#### [GIVEN PROBLEM]
Every line from the line containing "Convert this document image to plain text." through the final line below is to be repeated exactly; no other line is.
--- Start GIVEN RECORDS ---
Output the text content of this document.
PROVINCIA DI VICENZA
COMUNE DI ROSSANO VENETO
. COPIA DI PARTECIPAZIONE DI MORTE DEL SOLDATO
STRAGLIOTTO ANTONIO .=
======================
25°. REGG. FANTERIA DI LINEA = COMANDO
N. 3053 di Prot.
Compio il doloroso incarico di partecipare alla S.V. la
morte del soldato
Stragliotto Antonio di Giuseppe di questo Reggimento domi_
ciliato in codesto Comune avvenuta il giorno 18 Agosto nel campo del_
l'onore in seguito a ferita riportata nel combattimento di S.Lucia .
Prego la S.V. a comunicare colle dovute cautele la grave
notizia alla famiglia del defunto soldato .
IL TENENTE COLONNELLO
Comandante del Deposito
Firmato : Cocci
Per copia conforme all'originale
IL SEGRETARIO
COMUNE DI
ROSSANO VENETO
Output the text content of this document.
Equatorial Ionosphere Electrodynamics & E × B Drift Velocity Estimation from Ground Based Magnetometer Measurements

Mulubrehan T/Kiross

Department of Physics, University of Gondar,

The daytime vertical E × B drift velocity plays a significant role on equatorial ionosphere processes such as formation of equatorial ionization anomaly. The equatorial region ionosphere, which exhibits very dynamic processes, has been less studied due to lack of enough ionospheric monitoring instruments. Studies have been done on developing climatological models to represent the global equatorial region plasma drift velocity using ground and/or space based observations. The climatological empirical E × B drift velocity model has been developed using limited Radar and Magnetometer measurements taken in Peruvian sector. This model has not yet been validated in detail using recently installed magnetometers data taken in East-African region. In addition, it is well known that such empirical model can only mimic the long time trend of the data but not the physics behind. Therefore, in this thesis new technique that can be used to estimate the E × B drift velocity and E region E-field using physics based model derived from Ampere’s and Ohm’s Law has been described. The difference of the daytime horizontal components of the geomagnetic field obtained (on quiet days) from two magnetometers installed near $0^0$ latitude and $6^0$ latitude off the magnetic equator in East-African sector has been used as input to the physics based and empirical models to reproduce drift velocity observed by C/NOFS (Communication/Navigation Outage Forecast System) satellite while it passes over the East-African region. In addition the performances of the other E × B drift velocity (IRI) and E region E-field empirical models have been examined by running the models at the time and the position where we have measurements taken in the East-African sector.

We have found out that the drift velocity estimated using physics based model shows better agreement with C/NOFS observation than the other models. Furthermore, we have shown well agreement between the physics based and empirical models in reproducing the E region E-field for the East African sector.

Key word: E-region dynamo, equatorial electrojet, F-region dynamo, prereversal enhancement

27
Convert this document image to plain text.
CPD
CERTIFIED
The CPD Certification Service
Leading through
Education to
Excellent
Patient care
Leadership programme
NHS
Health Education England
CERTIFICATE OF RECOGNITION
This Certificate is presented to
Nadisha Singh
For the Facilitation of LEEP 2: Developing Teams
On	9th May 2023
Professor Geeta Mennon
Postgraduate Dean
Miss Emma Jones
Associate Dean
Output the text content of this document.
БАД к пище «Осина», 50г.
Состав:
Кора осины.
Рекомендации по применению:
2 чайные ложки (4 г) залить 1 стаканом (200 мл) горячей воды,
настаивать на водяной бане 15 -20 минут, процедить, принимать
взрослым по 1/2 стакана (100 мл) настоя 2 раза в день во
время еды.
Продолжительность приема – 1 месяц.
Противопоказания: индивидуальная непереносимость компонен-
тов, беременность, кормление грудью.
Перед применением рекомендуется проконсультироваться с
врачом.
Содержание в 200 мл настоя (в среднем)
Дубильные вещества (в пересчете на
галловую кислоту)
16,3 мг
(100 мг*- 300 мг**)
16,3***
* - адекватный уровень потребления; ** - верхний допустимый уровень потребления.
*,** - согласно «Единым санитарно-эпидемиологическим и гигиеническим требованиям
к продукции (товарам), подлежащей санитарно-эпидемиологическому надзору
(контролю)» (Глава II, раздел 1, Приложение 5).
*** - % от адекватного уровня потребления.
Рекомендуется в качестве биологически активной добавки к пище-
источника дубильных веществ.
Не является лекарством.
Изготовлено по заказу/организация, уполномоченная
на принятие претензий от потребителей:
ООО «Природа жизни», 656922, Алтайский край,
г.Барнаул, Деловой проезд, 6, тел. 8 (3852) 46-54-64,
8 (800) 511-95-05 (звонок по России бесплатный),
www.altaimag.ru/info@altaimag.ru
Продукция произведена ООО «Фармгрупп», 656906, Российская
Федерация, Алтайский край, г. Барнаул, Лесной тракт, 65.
--- End GIVEN RECORDS ---
#### [RESULT OF THIS EXERCISE]
Convert this document image to plain text.
CPD
CERTIFIED
The CPD Certification Service
Leading through
Education to
Excellent
Patient care
Leadership programme
NHS
Health Education England
CERTIFICATE OF RECOGNITION
This Certificate is presented to
Nadisha Singh
For the Facilitation of LEEP 2: Developing Teams
On	9th May 2023
Professor Geeta Mennon
Postgraduate Dean
Miss Emma Jones
Associate Dean
Output the text content of this document.
БАД к пище «Осина», 50г.
Состав:
Кора осины.
Рекомендации по применению:
2 чайные ложки (4 г) залить 1 стаканом (200 мл) горячей воды,
настаивать на водяной бане 15 -20 минут, процедить, принимать
взрослым по 1/2 стакана (100 мл) настоя 2 раза в день во
время еды.
Продолжительность приема – 1 месяц.
Противопоказания: индивидуальная непереносимость компонен-
тов, беременность, кормление грудью.
Перед применением рекомендуется проконсультироваться с
врачом.
Содержание в 200 мл настоя (в среднем)
Дубильные вещества (в пересчете на
галловую кислоту)
16,3 мг
(100 мг*- 300 мг**)
16,3***
* - адекватный уровень потребления; ** - верхний допустимый уровень потребления.
*,** - согласно «Единым санитарно-эпидемиологическим и гигиеническим требованиям
к продукции (товарам), подлежащей санитарно-эпидемиологическому надзору
(контролю)» (Глава II, раздел 1, Приложение 5).
*** - % от адекватного уровня потребления.
Рекомендуется в качестве биологически активной добавки к пище-
источника дубильных веществ.
Не является лекарством.
Изготовлено по заказу/организация, уполномоченная
на принятие претензий от потребителей:
ООО «Природа жизни», 656922, Алтайский край,
г.Барнаул, Деловой проезд, 6, тел. 8 (3852) 46-54-64,
8 (800) 511-95-05 (звонок по России бесплатный),
www.altaimag.ru/info@altaimag.ru
Продукция произведена ООО «Фармгрупп», 656906, Российская
Федерация, Алтайский край, г. Барнаул, Лесной тракт, 65.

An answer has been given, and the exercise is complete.